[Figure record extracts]
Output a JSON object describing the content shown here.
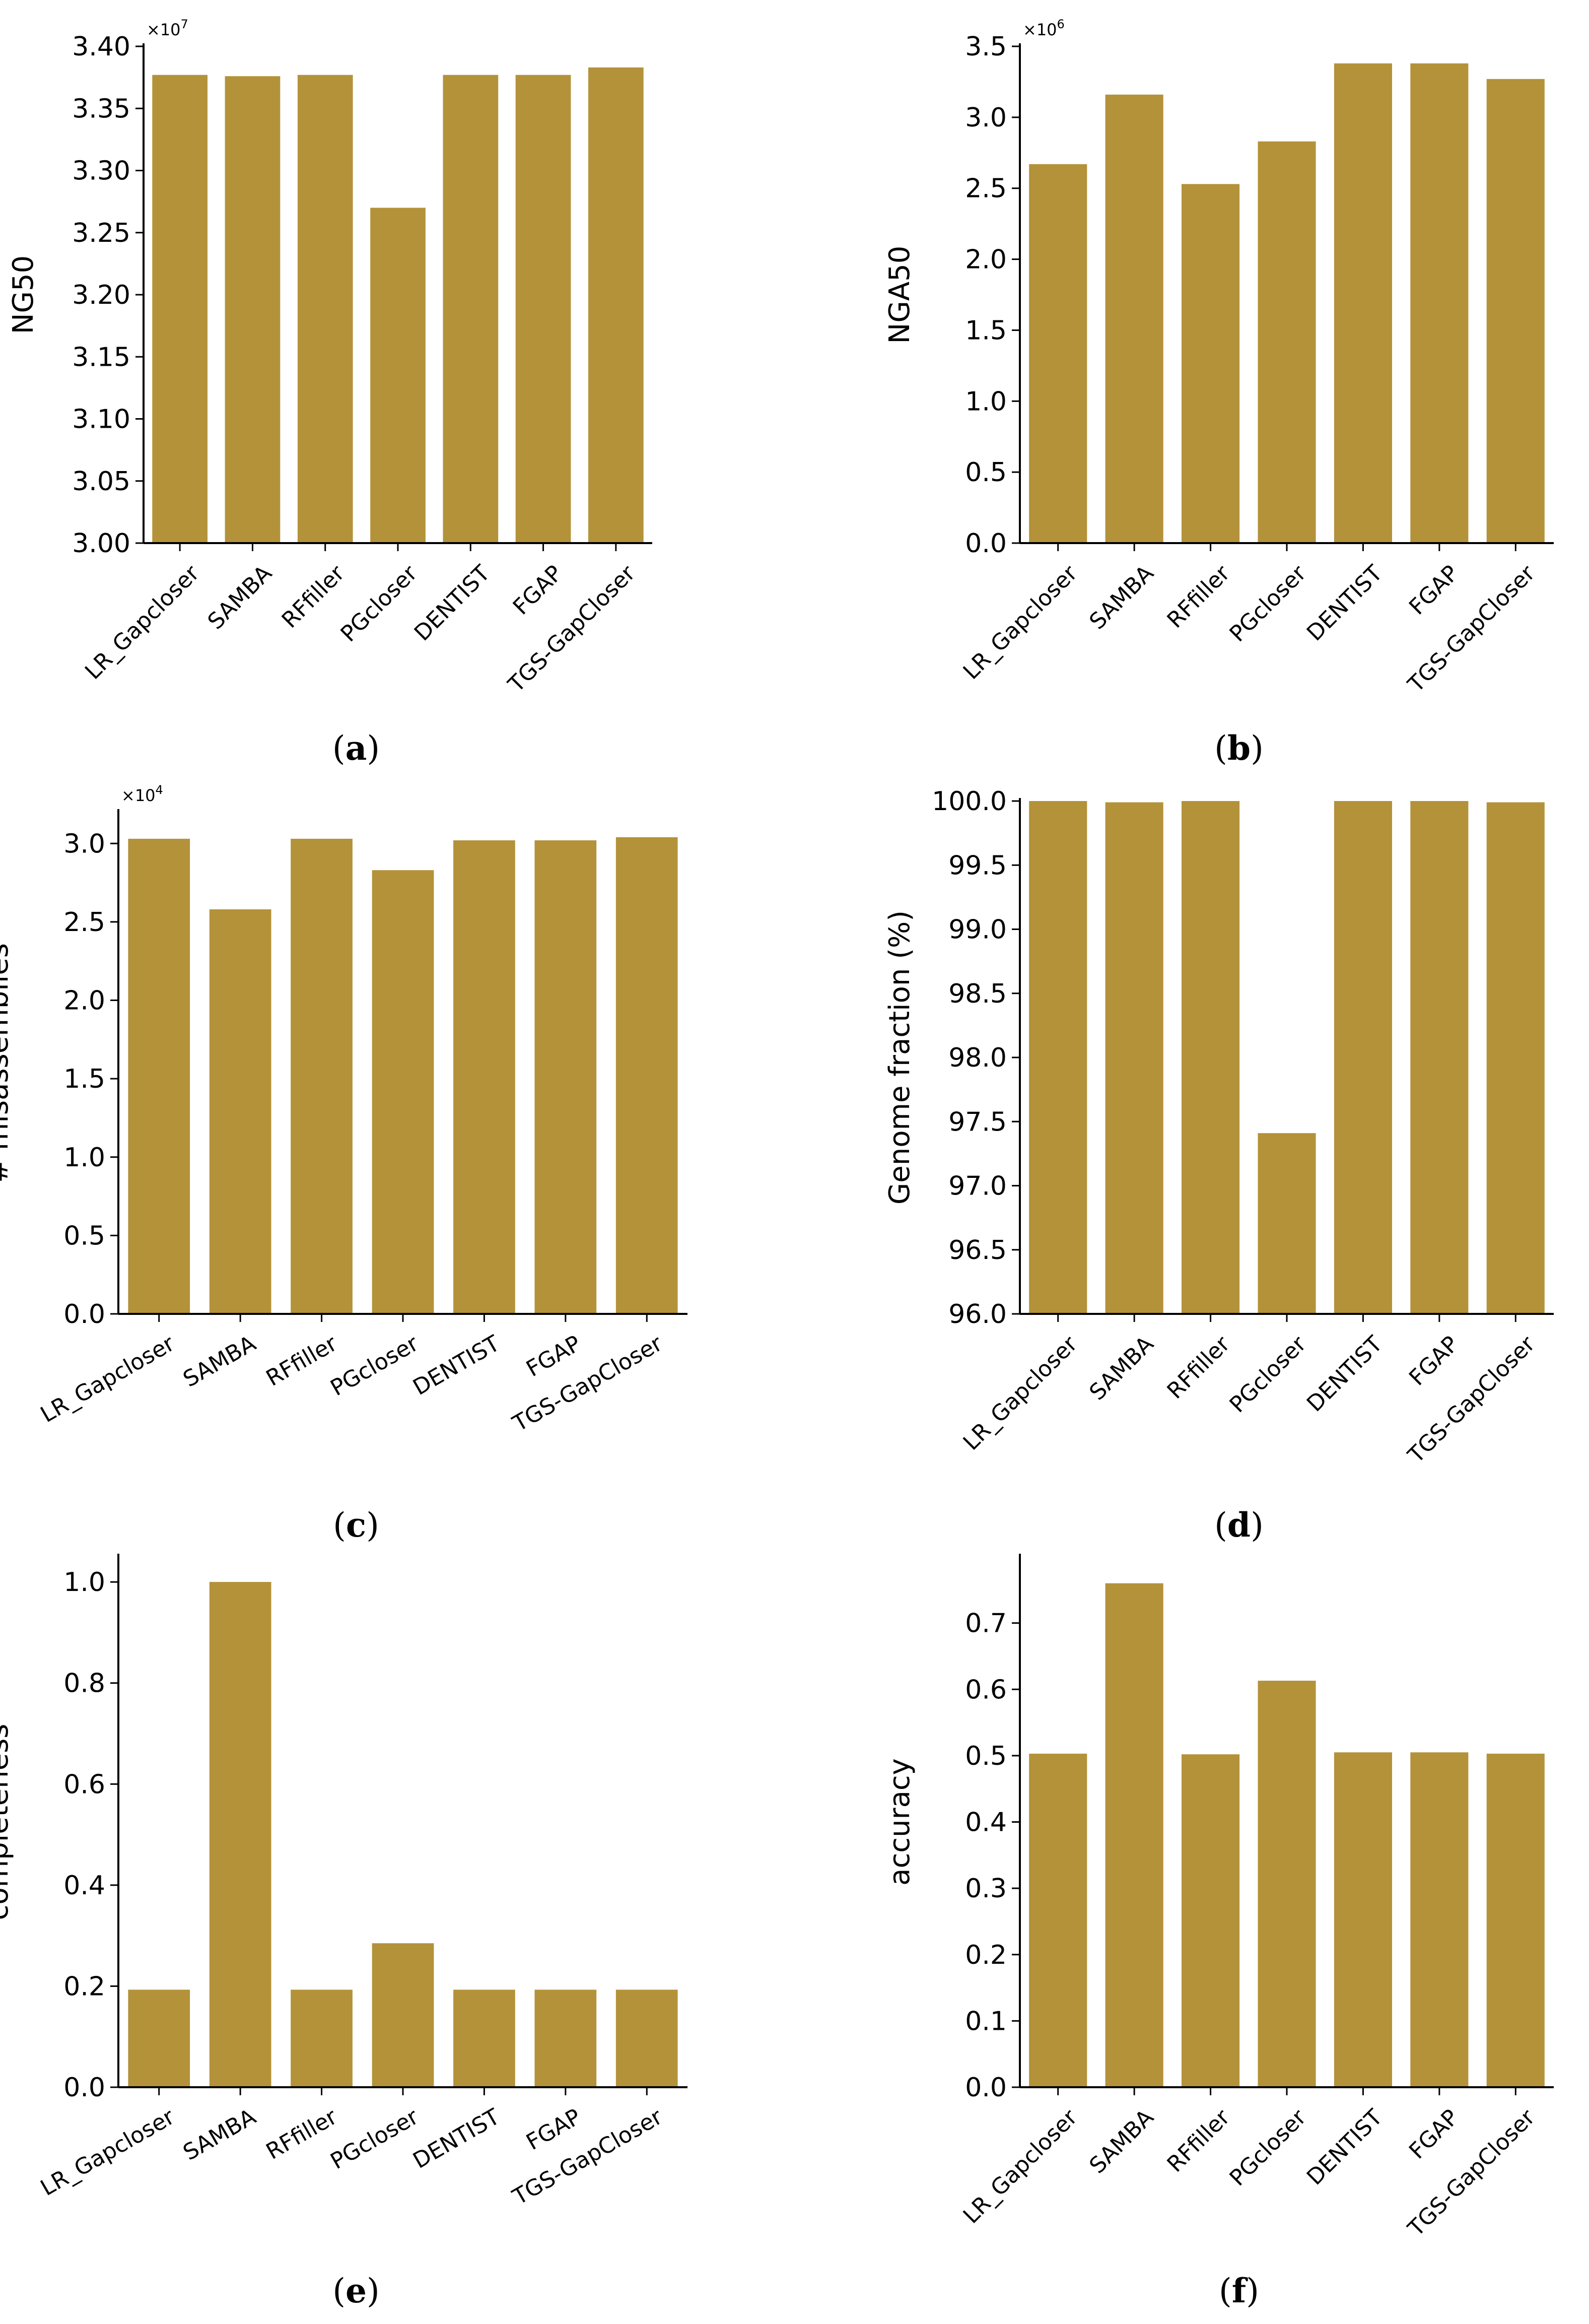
{
  "figure": {
    "bar_color": "#b39239",
    "axis_color": "#000000"
  },
  "chart_data": [
    {
      "id": "a",
      "type": "bar",
      "caption": "a",
      "categories": [
        "LR_Gapcloser",
        "SAMBA",
        "RFfiller",
        "PGcloser",
        "DENTIST",
        "FGAP",
        "TGS-GapCloser"
      ],
      "values": [
        3.377,
        3.376,
        3.377,
        3.27,
        3.377,
        3.377,
        3.383
      ],
      "ylabel": "NG50",
      "ylim": [
        3.0,
        3.4
      ],
      "yticks": [
        "3.00",
        "3.05",
        "3.10",
        "3.15",
        "3.20",
        "3.25",
        "3.30",
        "3.35",
        "3.40"
      ],
      "multiplier": "×10",
      "multiplier_exp": "7",
      "label_rotation": -45
    },
    {
      "id": "b",
      "type": "bar",
      "caption": "b",
      "categories": [
        "LR_Gapcloser",
        "SAMBA",
        "RFfiller",
        "PGcloser",
        "DENTIST",
        "FGAP",
        "TGS-GapCloser"
      ],
      "values": [
        2.67,
        3.16,
        2.53,
        2.83,
        3.38,
        3.38,
        3.27
      ],
      "ylabel": "NGA50",
      "ylim": [
        0.0,
        3.5
      ],
      "yticks": [
        "0.0",
        "0.5",
        "1.0",
        "1.5",
        "2.0",
        "2.5",
        "3.0",
        "3.5"
      ],
      "multiplier": "×10",
      "multiplier_exp": "6",
      "label_rotation": -45
    },
    {
      "id": "c",
      "type": "bar",
      "caption": "c",
      "categories": [
        "LR_Gapcloser",
        "SAMBA",
        "RFfiller",
        "PGcloser",
        "DENTIST",
        "FGAP",
        "TGS-GapCloser"
      ],
      "values": [
        3.03,
        2.58,
        3.03,
        2.83,
        3.02,
        3.02,
        3.04
      ],
      "ylabel": "# misassemblies",
      "ylim": [
        0.0,
        3.2
      ],
      "yticks": [
        "0.0",
        "0.5",
        "1.0",
        "1.5",
        "2.0",
        "2.5",
        "3.0"
      ],
      "multiplier": "×10",
      "multiplier_exp": "4",
      "label_rotation": -30
    },
    {
      "id": "d",
      "type": "bar",
      "caption": "d",
      "categories": [
        "LR_Gapcloser",
        "SAMBA",
        "RFfiller",
        "PGcloser",
        "DENTIST",
        "FGAP",
        "TGS-GapCloser"
      ],
      "values": [
        100.0,
        99.99,
        100.0,
        97.41,
        100.0,
        100.0,
        99.99
      ],
      "ylabel": "Genome fraction (%)",
      "ylim": [
        96.0,
        100.0
      ],
      "yticks": [
        "96.0",
        "96.5",
        "97.0",
        "97.5",
        "98.0",
        "98.5",
        "99.0",
        "99.5",
        "100.0"
      ],
      "multiplier": "",
      "multiplier_exp": "",
      "label_rotation": -45
    },
    {
      "id": "e",
      "type": "bar",
      "caption": "e",
      "categories": [
        "LR_Gapcloser",
        "SAMBA",
        "RFfiller",
        "PGcloser",
        "DENTIST",
        "FGAP",
        "TGS-GapCloser"
      ],
      "values": [
        0.193,
        1.0,
        0.193,
        0.285,
        0.193,
        0.193,
        0.193
      ],
      "ylabel": "completeness",
      "ylim": [
        0.0,
        1.05
      ],
      "yticks": [
        "0.0",
        "0.2",
        "0.4",
        "0.6",
        "0.8",
        "1.0"
      ],
      "multiplier": "",
      "multiplier_exp": "",
      "label_rotation": -30
    },
    {
      "id": "f",
      "type": "bar",
      "caption": "f",
      "categories": [
        "LR_Gapcloser",
        "SAMBA",
        "RFfiller",
        "PGcloser",
        "DENTIST",
        "FGAP",
        "TGS-GapCloser"
      ],
      "values": [
        0.503,
        0.76,
        0.502,
        0.613,
        0.505,
        0.505,
        0.503
      ],
      "ylabel": "accuracy",
      "ylim": [
        0.0,
        0.8
      ],
      "yticks": [
        "0.0",
        "0.1",
        "0.2",
        "0.3",
        "0.4",
        "0.5",
        "0.6",
        "0.7"
      ],
      "multiplier": "",
      "multiplier_exp": "",
      "label_rotation": -45
    }
  ]
}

**PROBLEM**
With the pictures omitted, reproduce the data above exactly.

**ANSWER**
Output a JSON object describing the content shown here.
{
  "figure": {
    "bar_color": "#b39239",
    "axis_color": "#000000"
  },
  "chart_data": [
    {
      "id": "a",
      "type": "bar",
      "caption": "a",
      "categories": [
        "LR_Gapcloser",
        "SAMBA",
        "RFfiller",
        "PGcloser",
        "DENTIST",
        "FGAP",
        "TGS-GapCloser"
      ],
      "values": [
        3.377,
        3.376,
        3.377,
        3.27,
        3.377,
        3.377,
        3.383
      ],
      "ylabel": "NG50",
      "ylim": [
        3.0,
        3.4
      ],
      "yticks": [
        "3.00",
        "3.05",
        "3.10",
        "3.15",
        "3.20",
        "3.25",
        "3.30",
        "3.35",
        "3.40"
      ],
      "multiplier": "×10",
      "multiplier_exp": "7",
      "label_rotation": -45
    },
    {
      "id": "b",
      "type": "bar",
      "caption": "b",
      "categories": [
        "LR_Gapcloser",
        "SAMBA",
        "RFfiller",
        "PGcloser",
        "DENTIST",
        "FGAP",
        "TGS-GapCloser"
      ],
      "values": [
        2.67,
        3.16,
        2.53,
        2.83,
        3.38,
        3.38,
        3.27
      ],
      "ylabel": "NGA50",
      "ylim": [
        0.0,
        3.5
      ],
      "yticks": [
        "0.0",
        "0.5",
        "1.0",
        "1.5",
        "2.0",
        "2.5",
        "3.0",
        "3.5"
      ],
      "multiplier": "×10",
      "multiplier_exp": "6",
      "label_rotation": -45
    },
    {
      "id": "c",
      "type": "bar",
      "caption": "c",
      "categories": [
        "LR_Gapcloser",
        "SAMBA",
        "RFfiller",
        "PGcloser",
        "DENTIST",
        "FGAP",
        "TGS-GapCloser"
      ],
      "values": [
        3.03,
        2.58,
        3.03,
        2.83,
        3.02,
        3.02,
        3.04
      ],
      "ylabel": "# misassemblies",
      "ylim": [
        0.0,
        3.2
      ],
      "yticks": [
        "0.0",
        "0.5",
        "1.0",
        "1.5",
        "2.0",
        "2.5",
        "3.0"
      ],
      "multiplier": "×10",
      "multiplier_exp": "4",
      "label_rotation": -30
    },
    {
      "id": "d",
      "type": "bar",
      "caption": "d",
      "categories": [
        "LR_Gapcloser",
        "SAMBA",
        "RFfiller",
        "PGcloser",
        "DENTIST",
        "FGAP",
        "TGS-GapCloser"
      ],
      "values": [
        100.0,
        99.99,
        100.0,
        97.41,
        100.0,
        100.0,
        99.99
      ],
      "ylabel": "Genome fraction (%)",
      "ylim": [
        96.0,
        100.0
      ],
      "yticks": [
        "96.0",
        "96.5",
        "97.0",
        "97.5",
        "98.0",
        "98.5",
        "99.0",
        "99.5",
        "100.0"
      ],
      "multiplier": "",
      "multiplier_exp": "",
      "label_rotation": -45
    },
    {
      "id": "e",
      "type": "bar",
      "caption": "e",
      "categories": [
        "LR_Gapcloser",
        "SAMBA",
        "RFfiller",
        "PGcloser",
        "DENTIST",
        "FGAP",
        "TGS-GapCloser"
      ],
      "values": [
        0.193,
        1.0,
        0.193,
        0.285,
        0.193,
        0.193,
        0.193
      ],
      "ylabel": "completeness",
      "ylim": [
        0.0,
        1.05
      ],
      "yticks": [
        "0.0",
        "0.2",
        "0.4",
        "0.6",
        "0.8",
        "1.0"
      ],
      "multiplier": "",
      "multiplier_exp": "",
      "label_rotation": -30
    },
    {
      "id": "f",
      "type": "bar",
      "caption": "f",
      "categories": [
        "LR_Gapcloser",
        "SAMBA",
        "RFfiller",
        "PGcloser",
        "DENTIST",
        "FGAP",
        "TGS-GapCloser"
      ],
      "values": [
        0.503,
        0.76,
        0.502,
        0.613,
        0.505,
        0.505,
        0.503
      ],
      "ylabel": "accuracy",
      "ylim": [
        0.0,
        0.8
      ],
      "yticks": [
        "0.0",
        "0.1",
        "0.2",
        "0.3",
        "0.4",
        "0.5",
        "0.6",
        "0.7"
      ],
      "multiplier": "",
      "multiplier_exp": "",
      "label_rotation": -45
    }
  ]
}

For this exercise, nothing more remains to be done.